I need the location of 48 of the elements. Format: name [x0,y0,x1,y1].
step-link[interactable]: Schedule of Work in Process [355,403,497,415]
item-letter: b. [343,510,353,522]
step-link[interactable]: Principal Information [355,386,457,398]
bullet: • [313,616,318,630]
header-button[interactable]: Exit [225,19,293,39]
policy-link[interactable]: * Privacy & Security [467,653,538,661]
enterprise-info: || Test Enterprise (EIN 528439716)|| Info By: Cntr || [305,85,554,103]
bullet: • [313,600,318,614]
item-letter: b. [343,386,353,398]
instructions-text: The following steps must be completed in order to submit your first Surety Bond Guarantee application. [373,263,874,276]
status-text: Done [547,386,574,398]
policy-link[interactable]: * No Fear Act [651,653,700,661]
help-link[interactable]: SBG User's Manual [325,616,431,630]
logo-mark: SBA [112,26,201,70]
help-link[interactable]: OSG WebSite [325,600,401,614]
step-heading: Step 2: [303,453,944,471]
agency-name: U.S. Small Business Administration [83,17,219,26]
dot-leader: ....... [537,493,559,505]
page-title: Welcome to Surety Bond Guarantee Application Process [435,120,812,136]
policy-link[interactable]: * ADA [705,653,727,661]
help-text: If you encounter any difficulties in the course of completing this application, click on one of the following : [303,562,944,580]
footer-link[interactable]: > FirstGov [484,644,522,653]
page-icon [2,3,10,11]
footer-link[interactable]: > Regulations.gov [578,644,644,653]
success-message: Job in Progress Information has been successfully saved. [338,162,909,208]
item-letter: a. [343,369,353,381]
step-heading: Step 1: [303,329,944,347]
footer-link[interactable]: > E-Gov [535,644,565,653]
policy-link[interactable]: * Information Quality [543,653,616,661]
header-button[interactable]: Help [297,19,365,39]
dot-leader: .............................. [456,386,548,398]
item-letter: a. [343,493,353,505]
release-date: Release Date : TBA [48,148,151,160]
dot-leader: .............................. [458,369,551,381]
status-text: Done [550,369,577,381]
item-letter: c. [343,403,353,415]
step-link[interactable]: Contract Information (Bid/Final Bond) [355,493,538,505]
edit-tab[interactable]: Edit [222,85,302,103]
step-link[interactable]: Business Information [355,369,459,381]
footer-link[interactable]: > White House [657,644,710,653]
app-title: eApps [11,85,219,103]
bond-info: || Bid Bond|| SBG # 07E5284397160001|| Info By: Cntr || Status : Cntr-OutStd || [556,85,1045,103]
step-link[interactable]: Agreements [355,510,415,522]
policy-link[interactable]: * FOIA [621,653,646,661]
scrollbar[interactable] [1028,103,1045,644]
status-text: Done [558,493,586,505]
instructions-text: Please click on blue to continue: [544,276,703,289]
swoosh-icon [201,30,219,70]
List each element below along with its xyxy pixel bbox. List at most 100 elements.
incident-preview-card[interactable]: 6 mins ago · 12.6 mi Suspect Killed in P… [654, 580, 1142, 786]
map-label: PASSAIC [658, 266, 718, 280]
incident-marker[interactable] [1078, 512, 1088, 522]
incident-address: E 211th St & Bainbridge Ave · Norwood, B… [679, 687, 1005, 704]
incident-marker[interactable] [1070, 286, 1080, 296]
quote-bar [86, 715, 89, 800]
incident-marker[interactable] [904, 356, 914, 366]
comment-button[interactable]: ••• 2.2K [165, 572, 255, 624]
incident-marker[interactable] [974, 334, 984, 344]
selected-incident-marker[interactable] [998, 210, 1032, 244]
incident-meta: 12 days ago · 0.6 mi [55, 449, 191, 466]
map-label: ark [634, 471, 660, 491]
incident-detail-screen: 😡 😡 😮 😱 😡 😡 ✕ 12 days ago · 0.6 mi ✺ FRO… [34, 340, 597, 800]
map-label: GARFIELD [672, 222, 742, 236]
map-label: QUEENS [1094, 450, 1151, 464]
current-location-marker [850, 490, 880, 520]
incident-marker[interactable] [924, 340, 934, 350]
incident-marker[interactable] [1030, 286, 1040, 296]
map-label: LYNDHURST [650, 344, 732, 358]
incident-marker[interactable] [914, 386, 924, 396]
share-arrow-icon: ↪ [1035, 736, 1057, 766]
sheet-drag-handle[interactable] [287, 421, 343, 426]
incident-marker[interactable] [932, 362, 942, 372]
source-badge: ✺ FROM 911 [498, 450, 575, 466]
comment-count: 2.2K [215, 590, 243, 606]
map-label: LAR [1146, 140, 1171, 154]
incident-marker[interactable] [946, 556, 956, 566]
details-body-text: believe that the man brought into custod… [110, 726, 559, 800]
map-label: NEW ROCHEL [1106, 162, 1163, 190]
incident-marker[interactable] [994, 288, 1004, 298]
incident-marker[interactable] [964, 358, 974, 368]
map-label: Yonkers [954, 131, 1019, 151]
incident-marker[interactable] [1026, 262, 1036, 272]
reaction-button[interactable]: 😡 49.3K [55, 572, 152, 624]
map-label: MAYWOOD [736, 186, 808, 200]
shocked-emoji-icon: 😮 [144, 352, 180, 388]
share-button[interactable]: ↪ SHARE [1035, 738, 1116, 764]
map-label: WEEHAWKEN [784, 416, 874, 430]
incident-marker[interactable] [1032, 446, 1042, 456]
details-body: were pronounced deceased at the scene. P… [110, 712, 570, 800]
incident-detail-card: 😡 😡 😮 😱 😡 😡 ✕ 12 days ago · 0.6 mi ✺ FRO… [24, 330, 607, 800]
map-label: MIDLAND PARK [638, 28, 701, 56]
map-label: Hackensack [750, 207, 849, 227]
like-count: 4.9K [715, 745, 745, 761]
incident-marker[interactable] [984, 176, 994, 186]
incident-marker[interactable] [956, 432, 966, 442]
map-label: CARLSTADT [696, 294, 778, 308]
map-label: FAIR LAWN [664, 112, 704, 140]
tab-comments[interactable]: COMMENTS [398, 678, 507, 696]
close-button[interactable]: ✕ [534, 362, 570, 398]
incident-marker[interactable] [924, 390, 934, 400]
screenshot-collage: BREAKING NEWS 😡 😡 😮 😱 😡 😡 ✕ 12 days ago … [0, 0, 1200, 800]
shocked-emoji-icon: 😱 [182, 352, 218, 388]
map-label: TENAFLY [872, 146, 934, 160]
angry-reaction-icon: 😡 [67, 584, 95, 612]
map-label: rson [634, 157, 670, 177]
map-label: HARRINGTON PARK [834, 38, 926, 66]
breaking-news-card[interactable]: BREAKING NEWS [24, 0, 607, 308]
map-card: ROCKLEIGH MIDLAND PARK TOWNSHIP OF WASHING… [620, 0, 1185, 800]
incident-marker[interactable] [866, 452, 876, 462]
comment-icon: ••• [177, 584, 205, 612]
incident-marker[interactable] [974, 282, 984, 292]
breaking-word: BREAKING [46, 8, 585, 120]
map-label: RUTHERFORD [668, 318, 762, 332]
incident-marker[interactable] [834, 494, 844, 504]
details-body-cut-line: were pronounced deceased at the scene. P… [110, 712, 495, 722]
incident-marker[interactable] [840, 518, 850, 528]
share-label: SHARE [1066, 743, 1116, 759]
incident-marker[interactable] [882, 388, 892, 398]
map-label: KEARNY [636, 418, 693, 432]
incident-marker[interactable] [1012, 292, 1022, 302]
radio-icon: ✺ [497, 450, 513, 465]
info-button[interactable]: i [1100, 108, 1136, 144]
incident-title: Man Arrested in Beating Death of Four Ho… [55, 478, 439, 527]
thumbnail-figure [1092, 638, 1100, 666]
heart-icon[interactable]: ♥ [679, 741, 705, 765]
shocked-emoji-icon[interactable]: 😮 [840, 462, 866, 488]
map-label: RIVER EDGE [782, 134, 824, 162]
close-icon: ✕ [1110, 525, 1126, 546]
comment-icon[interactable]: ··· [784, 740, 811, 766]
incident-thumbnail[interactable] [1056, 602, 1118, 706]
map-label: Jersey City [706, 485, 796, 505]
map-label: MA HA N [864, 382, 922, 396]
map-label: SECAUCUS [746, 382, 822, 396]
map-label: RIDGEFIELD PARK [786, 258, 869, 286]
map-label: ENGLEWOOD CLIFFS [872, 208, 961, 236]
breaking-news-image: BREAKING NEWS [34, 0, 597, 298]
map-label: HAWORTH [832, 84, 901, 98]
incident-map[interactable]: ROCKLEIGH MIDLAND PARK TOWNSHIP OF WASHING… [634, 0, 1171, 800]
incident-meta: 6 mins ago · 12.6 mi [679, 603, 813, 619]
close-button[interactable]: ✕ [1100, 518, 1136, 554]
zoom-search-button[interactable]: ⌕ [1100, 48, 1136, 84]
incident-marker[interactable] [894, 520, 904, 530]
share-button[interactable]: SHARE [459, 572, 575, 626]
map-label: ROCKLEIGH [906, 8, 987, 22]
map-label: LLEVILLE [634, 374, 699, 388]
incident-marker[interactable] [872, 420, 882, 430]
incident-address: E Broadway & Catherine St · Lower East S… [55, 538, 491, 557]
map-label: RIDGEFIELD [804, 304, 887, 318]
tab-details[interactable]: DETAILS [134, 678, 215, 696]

......

◆ Task instructions: Rewrite the records from the first line through the line containing "item-letter: a. [343,369,353,381]", replacing "help-link" with "support-link" and leaving everything else unchanged.

◆ The answer:
I need the location of 48 of the elements. Format: name [x0,y0,x1,y1].
step-link[interactable]: Schedule of Work in Process [355,403,497,415]
item-letter: b. [343,510,353,522]
step-link[interactable]: Principal Information [355,386,457,398]
bullet: • [313,616,318,630]
header-button[interactable]: Exit [225,19,293,39]
policy-link[interactable]: * Privacy & Security [467,653,538,661]
enterprise-info: || Test Enterprise (EIN 528439716)|| Info By: Cntr || [305,85,554,103]
bullet: • [313,600,318,614]
item-letter: b. [343,386,353,398]
instructions-text: The following steps must be completed in order to submit your first Surety Bond Guarantee application. [373,263,874,276]
status-text: Done [547,386,574,398]
policy-link[interactable]: * No Fear Act [651,653,700,661]
support-link[interactable]: SBG User's Manual [325,616,431,630]
logo-mark: SBA [112,26,201,70]
support-link[interactable]: OSG WebSite [325,600,401,614]
step-heading: Step 2: [303,453,944,471]
agency-name: U.S. Small Business Administration [83,17,219,26]
dot-leader: ....... [537,493,559,505]
page-title: Welcome to Surety Bond Guarantee Application Process [435,120,812,136]
policy-link[interactable]: * ADA [705,653,727,661]
help-text: If you encounter any difficulties in the course of completing this application, click on one of the following : [303,562,944,580]
footer-link[interactable]: > FirstGov [484,644,522,653]
page-icon [2,3,10,11]
footer-link[interactable]: > Regulations.gov [578,644,644,653]
success-message: Job in Progress Information has been successfully saved. [338,162,909,208]
item-letter: a. [343,369,353,381]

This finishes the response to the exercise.